● **WHAT THE TASK ASKS**: Write out the whole listing again, exactly.

● **ENTRIES SUPPLIED**:
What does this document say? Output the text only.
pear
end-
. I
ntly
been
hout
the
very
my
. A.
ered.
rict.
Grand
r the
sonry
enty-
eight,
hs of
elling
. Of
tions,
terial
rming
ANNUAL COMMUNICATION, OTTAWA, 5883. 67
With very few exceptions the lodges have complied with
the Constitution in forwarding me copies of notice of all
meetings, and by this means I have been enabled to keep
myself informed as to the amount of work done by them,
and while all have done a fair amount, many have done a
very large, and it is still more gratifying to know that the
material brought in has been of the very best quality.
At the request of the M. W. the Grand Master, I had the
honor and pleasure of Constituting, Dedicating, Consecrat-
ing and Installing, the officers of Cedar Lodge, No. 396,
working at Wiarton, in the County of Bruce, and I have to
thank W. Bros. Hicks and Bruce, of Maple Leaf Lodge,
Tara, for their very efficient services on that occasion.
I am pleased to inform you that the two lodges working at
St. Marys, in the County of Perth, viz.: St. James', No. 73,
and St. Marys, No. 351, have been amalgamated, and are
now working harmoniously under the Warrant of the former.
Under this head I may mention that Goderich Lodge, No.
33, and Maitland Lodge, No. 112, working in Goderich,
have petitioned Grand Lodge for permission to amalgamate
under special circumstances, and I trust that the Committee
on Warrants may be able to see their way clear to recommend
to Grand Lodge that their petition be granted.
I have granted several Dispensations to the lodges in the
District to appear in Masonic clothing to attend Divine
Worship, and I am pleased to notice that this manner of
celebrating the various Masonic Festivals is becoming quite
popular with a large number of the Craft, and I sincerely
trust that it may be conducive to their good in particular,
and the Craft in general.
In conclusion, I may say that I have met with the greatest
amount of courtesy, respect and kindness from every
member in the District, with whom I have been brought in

● **CORRECT OUTPUT**:
What does this document say? Output the text only.
pear
end-
. I
ntly
been
hout
the
very
my
. A.
ered.
rict.
Grand
r the
sonry
enty-
eight,
hs of
elling
. Of
tions,
terial
rming
ANNUAL COMMUNICATION, OTTAWA, 5883. 67
With very few exceptions the lodges have complied with
the Constitution in forwarding me copies of notice of all
meetings, and by this means I have been enabled to keep
myself informed as to the amount of work done by them,
and while all have done a fair amount, many have done a
very large, and it is still more gratifying to know that the
material brought in has been of the very best quality.
At the request of the M. W. the Grand Master, I had the
honor and pleasure of Constituting, Dedicating, Consecrat-
ing and Installing, the officers of Cedar Lodge, No. 396,
working at Wiarton, in the County of Bruce, and I have to
thank W. Bros. Hicks and Bruce, of Maple Leaf Lodge,
Tara, for their very efficient services on that occasion.
I am pleased to inform you that the two lodges working at
St. Marys, in the County of Perth, viz.: St. James', No. 73,
and St. Marys, No. 351, have been amalgamated, and are
now working harmoniously under the Warrant of the former.
Under this head I may mention that Goderich Lodge, No.
33, and Maitland Lodge, No. 112, working in Goderich,
have petitioned Grand Lodge for permission to amalgamate
under special circumstances, and I trust that the Committee
on Warrants may be able to see their way clear to recommend
to Grand Lodge that their petition be granted.
I have granted several Dispensations to the lodges in the
District to appear in Masonic clothing to attend Divine
Worship, and I am pleased to notice that this manner of
celebrating the various Masonic Festivals is becoming quite
popular with a large number of the Craft, and I sincerely
trust that it may be conducive to their good in particular,
and the Craft in general.
In conclusion, I may say that I have met with the greatest
amount of courtesy, respect and kindness from every
member in the District, with whom I have been brought in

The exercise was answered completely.